→ **THE TASK**: Return each line of the records holding the string "daxuebuguake".

→ **DATA SUPPLIED**:
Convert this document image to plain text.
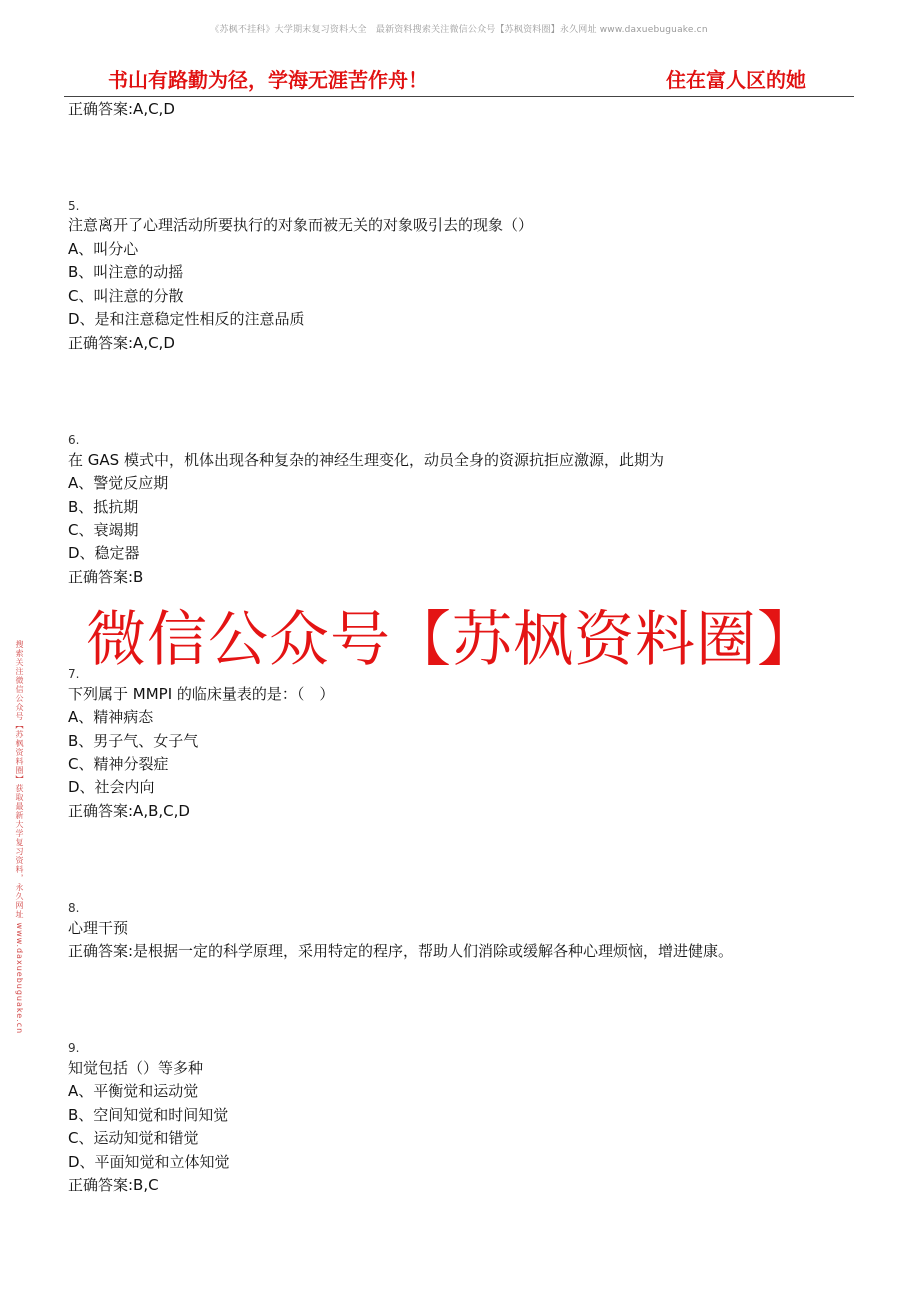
《苏枫不挂科》大学期末复习资料大全　最新资料搜索关注微信公众号【苏枫资料圈】永久网址 www.daxuebuguake.cn
书山有路勤为径，学海无涯苦作舟！	住在富人区的她
正确答案:A,C,D
5.
注意离开了心理活动所要执行的对象而被无关的对象吸引去的现象（）
A、叫分心
B、叫注意的动摇
C、叫注意的分散
D、是和注意稳定性相反的注意品质
正确答案:A,C,D
6.
在 GAS 模式中，机体出现各种复杂的神经生理变化，动员全身的资源抗拒应激源，此期为
A、警觉反应期
B、抵抗期
C、衰竭期
D、稳定器
正确答案:B
微信公众号【苏枫资料圈】
7.
下列属于 MMPI 的临床量表的是：（　）
A、精神病态
B、男子气、女子气
C、精神分裂症
D、社会内向
正确答案:A,B,C,D
8.
心理干预
正确答案:是根据一定的科学原理，采用特定的程序，帮助人们消除或缓解各种心理烦恼，增进健康。
9.
知觉包括（）等多种
A、平衡觉和运动觉
B、空间知觉和时间知觉
C、运动知觉和错觉
D、平面知觉和立体知觉
正确答案:B,C
搜索关注微信公众号【苏枫资料圈】获取最新大学复习资料，永久网址 www.daxuebuguake.cn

→ **ANSWER TO THE PROBLEM**:
《苏枫不挂科》大学期末复习资料大全　最新资料搜索关注微信公众号【苏枫资料圈】永久网址 www.daxuebuguake.cn
搜索关注微信公众号【苏枫资料圈】获取最新大学复习资料，永久网址 www.daxuebuguake.cn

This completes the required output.